*GIVEN PROBLEM*
Transcribe the listing verbatim. Do not carry over any pictures.

[Start]

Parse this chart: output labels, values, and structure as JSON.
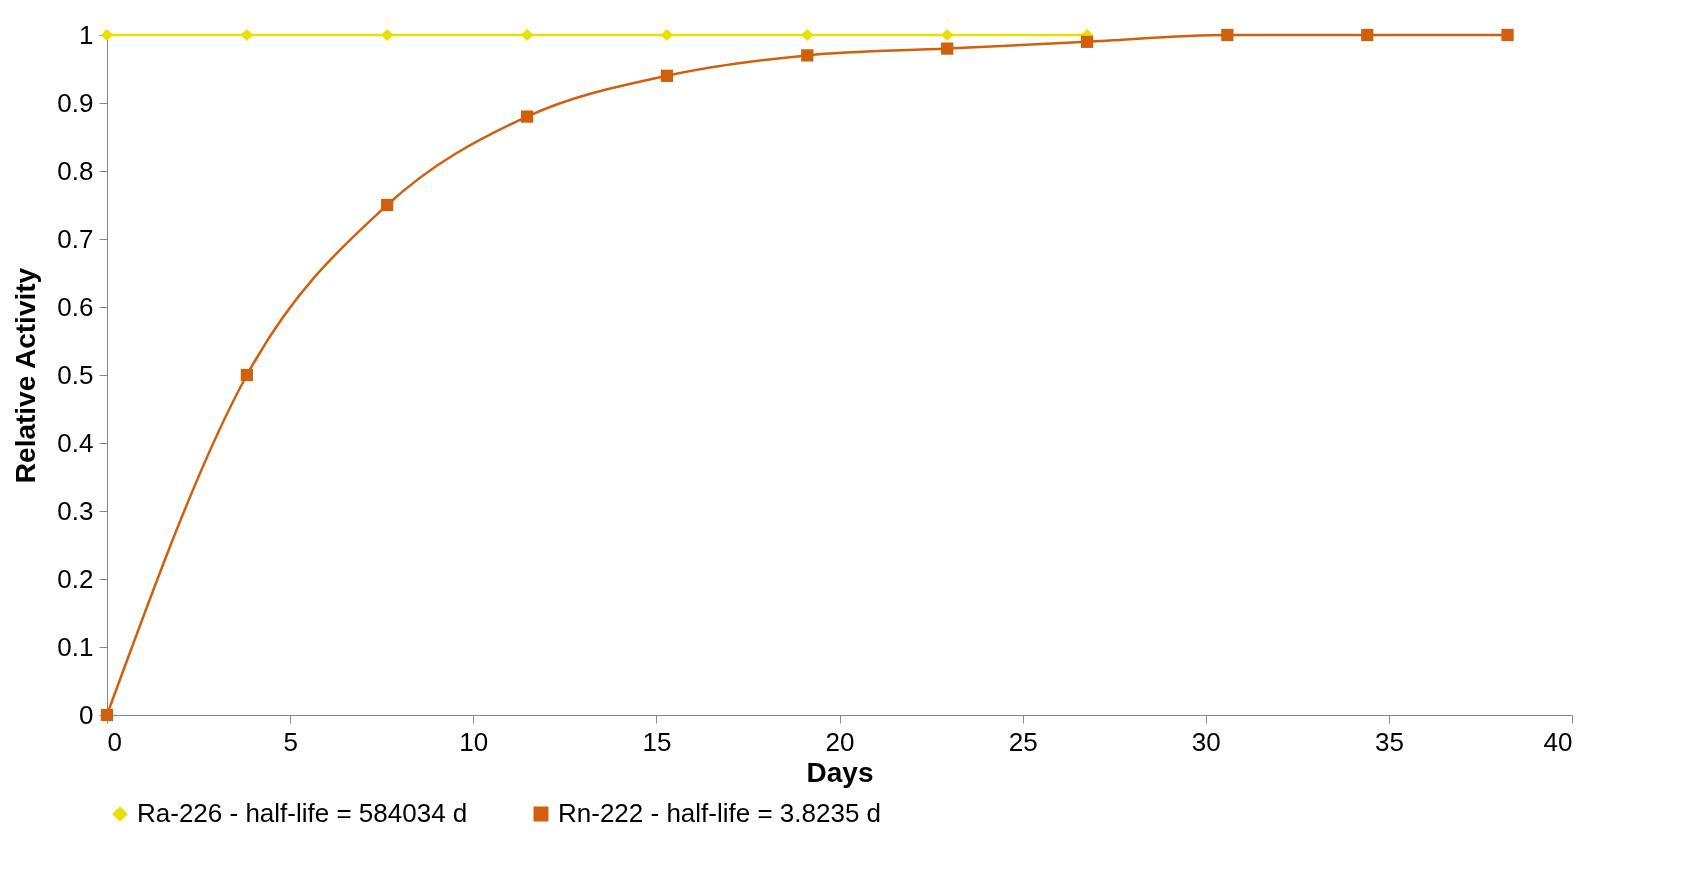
{
  "chart_data": {
    "type": "line",
    "xlabel": "Days",
    "ylabel": "Relative Activity",
    "x": [
      0,
      3.82,
      7.65,
      11.47,
      15.29,
      19.12,
      22.94,
      26.76,
      30.59,
      34.41,
      38.24
    ],
    "series": [
      {
        "name": "Ra-226 - half-life = 584034 d",
        "color": "#e8e000",
        "marker": "diamond",
        "values": [
          1,
          1,
          1,
          1,
          1,
          1,
          1,
          1,
          null,
          null,
          null
        ]
      },
      {
        "name": "Rn-222 - half-life = 3.8235 d",
        "color": "#d0600c",
        "marker": "square",
        "values": [
          0,
          0.5,
          0.75,
          0.88,
          0.94,
          0.97,
          0.98,
          0.99,
          1,
          1,
          1
        ]
      }
    ],
    "xlim": [
      0,
      40
    ],
    "xticks": [
      0,
      5,
      10,
      15,
      20,
      25,
      30,
      35,
      40
    ],
    "ylim": [
      0,
      1
    ],
    "yticks": [
      0,
      0.1,
      0.2,
      0.3,
      0.4,
      0.5,
      0.6,
      0.7,
      0.8,
      0.9,
      1
    ],
    "grid": false,
    "legend": "bottom",
    "line_style": "solid"
  }
}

[End]

*EXERCISE OUTPUT*
Parse this chart: output labels, values, and structure as JSON.
{
  "chart_data": {
    "type": "line",
    "xlabel": "Days",
    "ylabel": "Relative Activity",
    "x": [
      0,
      3.82,
      7.65,
      11.47,
      15.29,
      19.12,
      22.94,
      26.76,
      30.59,
      34.41,
      38.24
    ],
    "series": [
      {
        "name": "Ra-226 - half-life = 584034 d",
        "color": "#e8e000",
        "marker": "diamond",
        "values": [
          1,
          1,
          1,
          1,
          1,
          1,
          1,
          1,
          null,
          null,
          null
        ]
      },
      {
        "name": "Rn-222 - half-life = 3.8235 d",
        "color": "#d0600c",
        "marker": "square",
        "values": [
          0,
          0.5,
          0.75,
          0.88,
          0.94,
          0.97,
          0.98,
          0.99,
          1,
          1,
          1
        ]
      }
    ],
    "xlim": [
      0,
      40
    ],
    "xticks": [
      0,
      5,
      10,
      15,
      20,
      25,
      30,
      35,
      40
    ],
    "ylim": [
      0,
      1
    ],
    "yticks": [
      0,
      0.1,
      0.2,
      0.3,
      0.4,
      0.5,
      0.6,
      0.7,
      0.8,
      0.9,
      1
    ],
    "grid": false,
    "legend": "bottom",
    "line_style": "solid"
  }
}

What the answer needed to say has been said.